**GOAL:** Records follow. Select each line holding "форме".

**MATERIAL SUPPLIED:**
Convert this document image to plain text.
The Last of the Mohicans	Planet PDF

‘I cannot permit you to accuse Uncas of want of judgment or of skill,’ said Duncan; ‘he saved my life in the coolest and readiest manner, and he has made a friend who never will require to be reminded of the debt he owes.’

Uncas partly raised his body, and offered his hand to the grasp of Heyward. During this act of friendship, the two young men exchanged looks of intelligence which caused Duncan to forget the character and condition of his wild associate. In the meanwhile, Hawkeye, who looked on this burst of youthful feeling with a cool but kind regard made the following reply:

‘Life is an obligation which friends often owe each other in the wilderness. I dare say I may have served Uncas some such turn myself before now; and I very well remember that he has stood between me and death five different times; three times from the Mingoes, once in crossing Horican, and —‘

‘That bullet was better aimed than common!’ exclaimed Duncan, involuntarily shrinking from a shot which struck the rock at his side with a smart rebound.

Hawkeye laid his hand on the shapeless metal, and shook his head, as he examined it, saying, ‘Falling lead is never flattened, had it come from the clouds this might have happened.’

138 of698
---
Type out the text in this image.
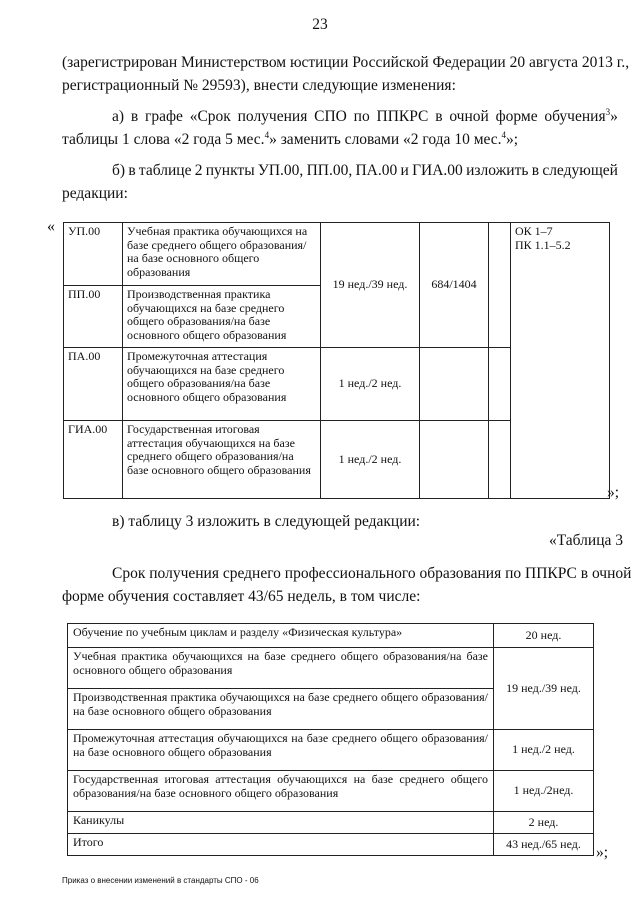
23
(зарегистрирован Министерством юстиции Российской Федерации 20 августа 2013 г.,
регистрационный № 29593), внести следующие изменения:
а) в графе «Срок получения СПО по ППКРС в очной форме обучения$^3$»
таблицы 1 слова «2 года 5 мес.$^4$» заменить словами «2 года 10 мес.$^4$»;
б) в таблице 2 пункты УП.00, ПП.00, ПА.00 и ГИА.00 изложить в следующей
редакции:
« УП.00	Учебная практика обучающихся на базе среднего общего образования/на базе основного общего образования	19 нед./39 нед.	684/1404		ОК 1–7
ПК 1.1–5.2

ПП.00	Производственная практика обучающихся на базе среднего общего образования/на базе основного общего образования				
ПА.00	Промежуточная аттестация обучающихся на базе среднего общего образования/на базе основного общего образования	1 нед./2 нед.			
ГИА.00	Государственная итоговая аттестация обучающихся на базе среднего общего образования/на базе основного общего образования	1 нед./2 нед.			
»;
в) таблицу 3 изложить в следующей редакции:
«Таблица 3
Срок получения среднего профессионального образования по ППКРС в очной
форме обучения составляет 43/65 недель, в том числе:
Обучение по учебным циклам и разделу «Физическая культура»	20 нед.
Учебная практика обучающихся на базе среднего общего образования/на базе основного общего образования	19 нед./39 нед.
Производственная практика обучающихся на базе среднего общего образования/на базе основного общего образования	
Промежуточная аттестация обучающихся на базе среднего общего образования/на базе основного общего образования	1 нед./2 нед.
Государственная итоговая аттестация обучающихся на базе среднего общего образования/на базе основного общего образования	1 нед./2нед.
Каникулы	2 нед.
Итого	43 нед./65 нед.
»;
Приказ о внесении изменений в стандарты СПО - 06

**RESULT OF THE EXERCISE:**
а) в графе «Срок получения СПО по ППКРС в очной форме обучения$^3$»
форме обучения составляет 43/65 недель, в том числе:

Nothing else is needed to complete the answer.